### Stated problem
Show every line containing "plus" by copying it.

### Data lines

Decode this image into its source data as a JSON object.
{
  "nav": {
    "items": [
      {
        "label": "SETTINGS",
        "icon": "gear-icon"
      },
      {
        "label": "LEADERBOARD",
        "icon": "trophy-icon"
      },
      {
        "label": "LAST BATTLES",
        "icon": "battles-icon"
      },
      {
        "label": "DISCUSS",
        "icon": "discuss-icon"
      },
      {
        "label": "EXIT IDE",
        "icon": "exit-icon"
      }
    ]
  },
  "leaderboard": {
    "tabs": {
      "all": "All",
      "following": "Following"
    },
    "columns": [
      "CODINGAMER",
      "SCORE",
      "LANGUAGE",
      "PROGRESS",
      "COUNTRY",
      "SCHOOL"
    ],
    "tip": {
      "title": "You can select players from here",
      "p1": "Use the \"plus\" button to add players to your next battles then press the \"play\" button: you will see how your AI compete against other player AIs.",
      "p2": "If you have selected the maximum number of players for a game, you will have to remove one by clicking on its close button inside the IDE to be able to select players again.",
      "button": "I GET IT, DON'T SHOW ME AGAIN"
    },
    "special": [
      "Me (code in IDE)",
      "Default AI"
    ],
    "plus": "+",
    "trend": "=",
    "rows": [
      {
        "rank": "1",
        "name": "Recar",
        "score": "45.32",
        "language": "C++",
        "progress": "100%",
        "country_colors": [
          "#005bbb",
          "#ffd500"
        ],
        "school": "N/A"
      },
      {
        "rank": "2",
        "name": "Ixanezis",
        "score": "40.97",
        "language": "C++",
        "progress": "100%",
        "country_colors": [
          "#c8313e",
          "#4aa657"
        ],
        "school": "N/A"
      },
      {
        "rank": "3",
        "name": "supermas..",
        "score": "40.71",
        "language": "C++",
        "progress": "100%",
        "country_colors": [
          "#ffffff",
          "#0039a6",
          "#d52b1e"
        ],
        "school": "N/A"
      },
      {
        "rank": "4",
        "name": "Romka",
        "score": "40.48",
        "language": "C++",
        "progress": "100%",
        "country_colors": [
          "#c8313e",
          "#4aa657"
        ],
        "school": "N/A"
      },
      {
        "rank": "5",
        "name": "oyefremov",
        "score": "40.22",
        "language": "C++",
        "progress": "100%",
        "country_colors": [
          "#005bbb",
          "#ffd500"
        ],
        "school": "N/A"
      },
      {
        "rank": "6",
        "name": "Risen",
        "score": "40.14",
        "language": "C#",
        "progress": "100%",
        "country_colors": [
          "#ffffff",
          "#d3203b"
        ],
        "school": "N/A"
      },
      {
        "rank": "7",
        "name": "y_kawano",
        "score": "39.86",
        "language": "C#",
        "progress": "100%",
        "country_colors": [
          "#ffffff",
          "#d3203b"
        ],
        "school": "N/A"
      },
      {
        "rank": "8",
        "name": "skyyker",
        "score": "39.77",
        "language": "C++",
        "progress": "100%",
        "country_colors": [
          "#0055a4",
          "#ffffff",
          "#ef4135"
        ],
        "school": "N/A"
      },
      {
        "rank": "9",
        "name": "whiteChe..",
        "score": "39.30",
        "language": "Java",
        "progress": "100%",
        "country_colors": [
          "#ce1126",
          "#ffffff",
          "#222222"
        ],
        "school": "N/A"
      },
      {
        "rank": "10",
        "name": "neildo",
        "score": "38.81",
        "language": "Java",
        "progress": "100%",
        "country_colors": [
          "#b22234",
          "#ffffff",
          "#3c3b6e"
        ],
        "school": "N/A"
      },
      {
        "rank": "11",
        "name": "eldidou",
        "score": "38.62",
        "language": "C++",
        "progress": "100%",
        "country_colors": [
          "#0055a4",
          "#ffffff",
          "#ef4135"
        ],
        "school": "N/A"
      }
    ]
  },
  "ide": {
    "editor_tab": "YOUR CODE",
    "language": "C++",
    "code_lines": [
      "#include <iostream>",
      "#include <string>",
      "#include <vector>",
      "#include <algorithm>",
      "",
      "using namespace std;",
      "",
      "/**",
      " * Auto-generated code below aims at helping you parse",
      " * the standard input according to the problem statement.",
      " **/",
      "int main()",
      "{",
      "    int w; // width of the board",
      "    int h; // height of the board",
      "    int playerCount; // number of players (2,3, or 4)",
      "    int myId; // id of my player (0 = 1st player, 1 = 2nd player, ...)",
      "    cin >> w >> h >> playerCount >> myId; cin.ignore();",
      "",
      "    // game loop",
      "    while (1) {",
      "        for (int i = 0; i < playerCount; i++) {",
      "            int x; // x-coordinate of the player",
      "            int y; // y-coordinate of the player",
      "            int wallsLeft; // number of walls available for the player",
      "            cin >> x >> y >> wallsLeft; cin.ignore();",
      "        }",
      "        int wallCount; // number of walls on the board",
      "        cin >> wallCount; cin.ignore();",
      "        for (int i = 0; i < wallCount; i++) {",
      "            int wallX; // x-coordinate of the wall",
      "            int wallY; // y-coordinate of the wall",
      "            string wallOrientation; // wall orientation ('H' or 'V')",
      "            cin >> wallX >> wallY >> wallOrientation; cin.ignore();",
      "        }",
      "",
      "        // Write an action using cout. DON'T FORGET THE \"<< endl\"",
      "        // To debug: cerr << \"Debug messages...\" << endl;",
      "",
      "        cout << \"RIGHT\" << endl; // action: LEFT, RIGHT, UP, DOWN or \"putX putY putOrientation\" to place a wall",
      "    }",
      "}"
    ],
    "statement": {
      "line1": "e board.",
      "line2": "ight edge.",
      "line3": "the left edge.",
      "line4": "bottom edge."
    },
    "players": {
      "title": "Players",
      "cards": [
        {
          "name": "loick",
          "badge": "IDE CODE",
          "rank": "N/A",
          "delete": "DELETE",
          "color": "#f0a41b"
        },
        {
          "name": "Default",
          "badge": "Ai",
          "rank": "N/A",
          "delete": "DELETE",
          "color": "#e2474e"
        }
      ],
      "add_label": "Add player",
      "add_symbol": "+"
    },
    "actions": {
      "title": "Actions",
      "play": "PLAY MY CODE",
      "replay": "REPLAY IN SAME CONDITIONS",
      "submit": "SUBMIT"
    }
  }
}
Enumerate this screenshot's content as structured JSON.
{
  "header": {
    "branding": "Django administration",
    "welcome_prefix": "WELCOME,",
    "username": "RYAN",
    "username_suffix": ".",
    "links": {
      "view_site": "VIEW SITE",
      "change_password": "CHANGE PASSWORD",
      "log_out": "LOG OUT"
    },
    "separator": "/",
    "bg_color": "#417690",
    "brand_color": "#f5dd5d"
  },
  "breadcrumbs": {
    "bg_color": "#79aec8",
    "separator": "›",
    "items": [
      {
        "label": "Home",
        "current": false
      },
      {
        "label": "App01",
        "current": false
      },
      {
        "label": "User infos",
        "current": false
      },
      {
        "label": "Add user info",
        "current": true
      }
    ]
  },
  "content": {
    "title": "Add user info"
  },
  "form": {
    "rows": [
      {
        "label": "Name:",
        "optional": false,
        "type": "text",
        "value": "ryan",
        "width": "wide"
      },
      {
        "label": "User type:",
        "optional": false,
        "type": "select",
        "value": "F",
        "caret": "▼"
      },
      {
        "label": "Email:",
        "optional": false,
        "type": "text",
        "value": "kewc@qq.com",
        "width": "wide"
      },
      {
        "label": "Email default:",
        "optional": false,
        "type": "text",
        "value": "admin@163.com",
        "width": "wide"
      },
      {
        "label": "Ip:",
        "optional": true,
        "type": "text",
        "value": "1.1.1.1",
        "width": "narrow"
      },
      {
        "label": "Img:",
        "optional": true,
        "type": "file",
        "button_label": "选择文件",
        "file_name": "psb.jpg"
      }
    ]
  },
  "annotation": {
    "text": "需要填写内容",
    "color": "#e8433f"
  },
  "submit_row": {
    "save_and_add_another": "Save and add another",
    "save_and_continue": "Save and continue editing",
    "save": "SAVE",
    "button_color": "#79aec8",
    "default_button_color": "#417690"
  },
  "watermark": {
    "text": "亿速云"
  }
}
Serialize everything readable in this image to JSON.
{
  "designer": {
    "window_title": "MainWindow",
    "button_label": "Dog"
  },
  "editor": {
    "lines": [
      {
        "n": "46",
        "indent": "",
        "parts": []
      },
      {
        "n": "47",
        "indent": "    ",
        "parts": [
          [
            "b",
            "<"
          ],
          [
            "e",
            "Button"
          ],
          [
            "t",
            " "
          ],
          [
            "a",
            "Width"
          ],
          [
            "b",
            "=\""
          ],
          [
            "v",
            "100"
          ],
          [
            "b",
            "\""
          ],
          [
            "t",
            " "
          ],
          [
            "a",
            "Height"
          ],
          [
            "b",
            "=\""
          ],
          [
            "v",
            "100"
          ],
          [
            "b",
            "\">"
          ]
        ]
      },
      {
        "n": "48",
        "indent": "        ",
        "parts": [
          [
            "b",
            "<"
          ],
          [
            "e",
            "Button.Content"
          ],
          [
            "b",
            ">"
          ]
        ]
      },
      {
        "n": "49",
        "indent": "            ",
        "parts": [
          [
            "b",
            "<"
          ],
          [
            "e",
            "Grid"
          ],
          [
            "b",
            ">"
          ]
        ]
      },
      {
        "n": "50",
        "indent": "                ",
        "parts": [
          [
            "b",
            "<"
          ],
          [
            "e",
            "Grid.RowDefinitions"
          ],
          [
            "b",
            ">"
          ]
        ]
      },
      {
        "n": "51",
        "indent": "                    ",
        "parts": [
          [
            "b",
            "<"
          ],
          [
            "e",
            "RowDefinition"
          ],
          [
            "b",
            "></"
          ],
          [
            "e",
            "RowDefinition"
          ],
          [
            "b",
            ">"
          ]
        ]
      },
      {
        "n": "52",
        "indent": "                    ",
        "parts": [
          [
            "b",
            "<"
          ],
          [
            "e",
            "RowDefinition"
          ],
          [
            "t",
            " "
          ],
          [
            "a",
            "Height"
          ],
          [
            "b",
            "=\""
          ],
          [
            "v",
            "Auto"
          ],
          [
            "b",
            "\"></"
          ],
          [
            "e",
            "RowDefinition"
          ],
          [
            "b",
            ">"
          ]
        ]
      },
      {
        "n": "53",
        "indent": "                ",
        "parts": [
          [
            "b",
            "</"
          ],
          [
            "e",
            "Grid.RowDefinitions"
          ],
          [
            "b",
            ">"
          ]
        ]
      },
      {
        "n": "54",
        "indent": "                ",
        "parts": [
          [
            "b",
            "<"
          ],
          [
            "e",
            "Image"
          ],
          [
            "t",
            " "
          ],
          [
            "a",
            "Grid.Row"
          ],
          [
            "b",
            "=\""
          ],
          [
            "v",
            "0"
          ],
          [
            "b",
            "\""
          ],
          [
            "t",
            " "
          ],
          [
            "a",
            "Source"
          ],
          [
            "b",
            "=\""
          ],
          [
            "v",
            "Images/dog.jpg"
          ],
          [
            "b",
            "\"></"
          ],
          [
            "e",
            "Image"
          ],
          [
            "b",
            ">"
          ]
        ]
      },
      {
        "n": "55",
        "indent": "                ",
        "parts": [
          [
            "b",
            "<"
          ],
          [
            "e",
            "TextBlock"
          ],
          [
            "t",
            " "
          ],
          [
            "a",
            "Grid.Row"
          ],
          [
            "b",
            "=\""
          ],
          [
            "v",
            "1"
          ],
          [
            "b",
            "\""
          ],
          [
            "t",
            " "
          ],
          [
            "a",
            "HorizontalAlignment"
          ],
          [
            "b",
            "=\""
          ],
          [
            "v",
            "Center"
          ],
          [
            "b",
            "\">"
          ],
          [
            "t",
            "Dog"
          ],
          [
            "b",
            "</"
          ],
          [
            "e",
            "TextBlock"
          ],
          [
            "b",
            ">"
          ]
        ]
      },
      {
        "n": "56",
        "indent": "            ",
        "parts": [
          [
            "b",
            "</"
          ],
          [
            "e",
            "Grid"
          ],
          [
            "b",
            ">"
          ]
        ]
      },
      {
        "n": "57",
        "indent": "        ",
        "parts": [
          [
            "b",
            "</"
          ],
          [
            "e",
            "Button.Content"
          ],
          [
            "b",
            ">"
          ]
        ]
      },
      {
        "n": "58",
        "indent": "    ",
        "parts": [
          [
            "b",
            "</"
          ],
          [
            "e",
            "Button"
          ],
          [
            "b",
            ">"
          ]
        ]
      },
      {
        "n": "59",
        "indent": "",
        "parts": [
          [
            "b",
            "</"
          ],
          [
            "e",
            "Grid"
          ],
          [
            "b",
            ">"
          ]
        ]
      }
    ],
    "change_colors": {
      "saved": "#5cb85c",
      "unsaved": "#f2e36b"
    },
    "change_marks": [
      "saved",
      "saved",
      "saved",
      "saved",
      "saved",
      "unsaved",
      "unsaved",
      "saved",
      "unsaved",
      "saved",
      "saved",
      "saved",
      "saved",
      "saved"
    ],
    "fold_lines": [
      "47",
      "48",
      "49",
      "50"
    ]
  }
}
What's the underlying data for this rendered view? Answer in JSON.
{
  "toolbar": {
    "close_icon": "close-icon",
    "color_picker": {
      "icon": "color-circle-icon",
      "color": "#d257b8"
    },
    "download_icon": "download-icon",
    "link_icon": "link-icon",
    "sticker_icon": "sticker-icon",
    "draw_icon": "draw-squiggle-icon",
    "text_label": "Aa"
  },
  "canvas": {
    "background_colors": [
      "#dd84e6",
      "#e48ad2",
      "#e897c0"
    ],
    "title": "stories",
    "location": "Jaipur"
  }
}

### Full output
      "p1": "Use the \"plus\" button to add players to your next battles then press the \"play\" button: you will see how your AI compete against other player AIs.",
    "plus": "+",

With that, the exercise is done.